PROBLEM TO WORK ON:
Count the lines in the listing below that contain the word "this". Reply with the number alone.

============

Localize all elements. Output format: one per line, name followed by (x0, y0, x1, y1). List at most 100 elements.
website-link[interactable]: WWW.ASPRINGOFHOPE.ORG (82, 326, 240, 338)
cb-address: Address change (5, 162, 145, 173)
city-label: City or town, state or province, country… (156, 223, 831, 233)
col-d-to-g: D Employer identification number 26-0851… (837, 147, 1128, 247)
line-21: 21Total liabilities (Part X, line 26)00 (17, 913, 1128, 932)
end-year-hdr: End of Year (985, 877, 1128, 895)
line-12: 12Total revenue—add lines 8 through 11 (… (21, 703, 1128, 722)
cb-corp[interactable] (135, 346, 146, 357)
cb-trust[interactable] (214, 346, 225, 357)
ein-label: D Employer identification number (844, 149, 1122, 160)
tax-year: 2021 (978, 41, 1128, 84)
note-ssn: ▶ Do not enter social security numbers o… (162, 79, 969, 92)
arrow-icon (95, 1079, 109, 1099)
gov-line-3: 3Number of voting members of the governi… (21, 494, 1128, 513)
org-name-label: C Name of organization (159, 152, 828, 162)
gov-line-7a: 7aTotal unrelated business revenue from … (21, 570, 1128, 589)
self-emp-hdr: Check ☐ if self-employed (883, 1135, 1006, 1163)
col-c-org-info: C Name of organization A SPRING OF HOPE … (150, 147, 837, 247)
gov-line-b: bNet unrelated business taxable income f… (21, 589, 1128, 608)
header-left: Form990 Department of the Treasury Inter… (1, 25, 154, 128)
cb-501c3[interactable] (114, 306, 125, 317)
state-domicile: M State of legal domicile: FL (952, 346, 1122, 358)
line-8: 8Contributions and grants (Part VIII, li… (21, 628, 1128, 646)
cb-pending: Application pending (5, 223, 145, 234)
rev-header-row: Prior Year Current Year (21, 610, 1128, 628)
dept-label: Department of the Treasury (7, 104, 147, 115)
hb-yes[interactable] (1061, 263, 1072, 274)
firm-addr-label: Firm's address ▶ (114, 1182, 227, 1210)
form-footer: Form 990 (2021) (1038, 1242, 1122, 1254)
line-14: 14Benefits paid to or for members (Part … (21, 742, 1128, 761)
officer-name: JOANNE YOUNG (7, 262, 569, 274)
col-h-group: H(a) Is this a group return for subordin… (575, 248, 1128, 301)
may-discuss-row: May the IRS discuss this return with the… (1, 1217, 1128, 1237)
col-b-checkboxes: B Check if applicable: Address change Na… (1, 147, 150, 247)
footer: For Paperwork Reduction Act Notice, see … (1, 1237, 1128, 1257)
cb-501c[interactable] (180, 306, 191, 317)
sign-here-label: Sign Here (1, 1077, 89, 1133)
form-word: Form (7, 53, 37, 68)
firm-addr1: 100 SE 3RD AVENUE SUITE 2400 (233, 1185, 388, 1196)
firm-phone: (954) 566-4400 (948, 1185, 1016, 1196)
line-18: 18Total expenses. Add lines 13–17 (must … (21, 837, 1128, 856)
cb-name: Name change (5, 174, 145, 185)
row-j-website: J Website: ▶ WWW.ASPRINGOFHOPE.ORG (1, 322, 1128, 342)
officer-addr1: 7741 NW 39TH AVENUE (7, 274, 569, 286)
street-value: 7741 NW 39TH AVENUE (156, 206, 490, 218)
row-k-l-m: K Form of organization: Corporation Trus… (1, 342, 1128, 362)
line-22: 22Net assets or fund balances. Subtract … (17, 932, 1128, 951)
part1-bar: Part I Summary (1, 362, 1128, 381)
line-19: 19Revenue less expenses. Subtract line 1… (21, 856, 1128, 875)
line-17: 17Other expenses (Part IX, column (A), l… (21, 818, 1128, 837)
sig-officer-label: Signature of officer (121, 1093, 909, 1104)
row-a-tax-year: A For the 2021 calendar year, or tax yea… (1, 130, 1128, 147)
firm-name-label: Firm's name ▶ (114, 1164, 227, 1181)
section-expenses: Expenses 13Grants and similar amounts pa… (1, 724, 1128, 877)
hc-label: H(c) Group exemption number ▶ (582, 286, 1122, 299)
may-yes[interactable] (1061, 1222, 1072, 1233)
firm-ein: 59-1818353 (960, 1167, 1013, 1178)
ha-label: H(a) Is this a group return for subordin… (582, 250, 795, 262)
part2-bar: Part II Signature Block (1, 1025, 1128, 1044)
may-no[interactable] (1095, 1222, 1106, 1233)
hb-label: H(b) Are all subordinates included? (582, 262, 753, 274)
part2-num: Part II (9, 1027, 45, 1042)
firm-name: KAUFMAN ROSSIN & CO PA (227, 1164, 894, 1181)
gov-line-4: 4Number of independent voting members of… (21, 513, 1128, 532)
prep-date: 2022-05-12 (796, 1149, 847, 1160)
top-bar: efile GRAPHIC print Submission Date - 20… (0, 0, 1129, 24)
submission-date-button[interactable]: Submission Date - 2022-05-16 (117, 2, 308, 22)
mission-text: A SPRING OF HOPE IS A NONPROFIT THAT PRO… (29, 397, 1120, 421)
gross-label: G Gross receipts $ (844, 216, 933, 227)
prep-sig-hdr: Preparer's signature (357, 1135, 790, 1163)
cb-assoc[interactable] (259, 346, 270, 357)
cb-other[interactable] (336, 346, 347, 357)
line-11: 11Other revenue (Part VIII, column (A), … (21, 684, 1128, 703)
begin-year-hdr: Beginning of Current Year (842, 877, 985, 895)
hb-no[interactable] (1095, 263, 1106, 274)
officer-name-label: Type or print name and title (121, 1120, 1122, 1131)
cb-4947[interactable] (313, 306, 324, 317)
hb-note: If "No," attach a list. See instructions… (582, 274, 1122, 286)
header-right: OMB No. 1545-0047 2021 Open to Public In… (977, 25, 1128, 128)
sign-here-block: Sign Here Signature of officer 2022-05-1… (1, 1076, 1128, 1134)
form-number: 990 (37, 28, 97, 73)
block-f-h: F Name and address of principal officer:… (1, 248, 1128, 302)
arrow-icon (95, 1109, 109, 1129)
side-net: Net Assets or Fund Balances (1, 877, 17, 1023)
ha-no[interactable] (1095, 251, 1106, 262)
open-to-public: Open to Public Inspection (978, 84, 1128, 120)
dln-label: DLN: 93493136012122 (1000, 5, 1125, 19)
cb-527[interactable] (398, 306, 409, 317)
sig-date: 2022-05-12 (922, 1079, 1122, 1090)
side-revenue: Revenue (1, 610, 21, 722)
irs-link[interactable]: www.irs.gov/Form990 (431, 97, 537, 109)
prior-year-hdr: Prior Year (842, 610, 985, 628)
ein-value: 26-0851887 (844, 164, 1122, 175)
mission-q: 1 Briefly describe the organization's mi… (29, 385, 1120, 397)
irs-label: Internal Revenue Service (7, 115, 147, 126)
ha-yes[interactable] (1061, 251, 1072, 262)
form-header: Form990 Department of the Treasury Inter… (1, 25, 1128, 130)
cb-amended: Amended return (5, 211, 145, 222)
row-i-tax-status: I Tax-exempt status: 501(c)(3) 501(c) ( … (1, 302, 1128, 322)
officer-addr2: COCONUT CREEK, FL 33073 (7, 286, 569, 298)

============

SOLUTION TO THE PROBLEM:
3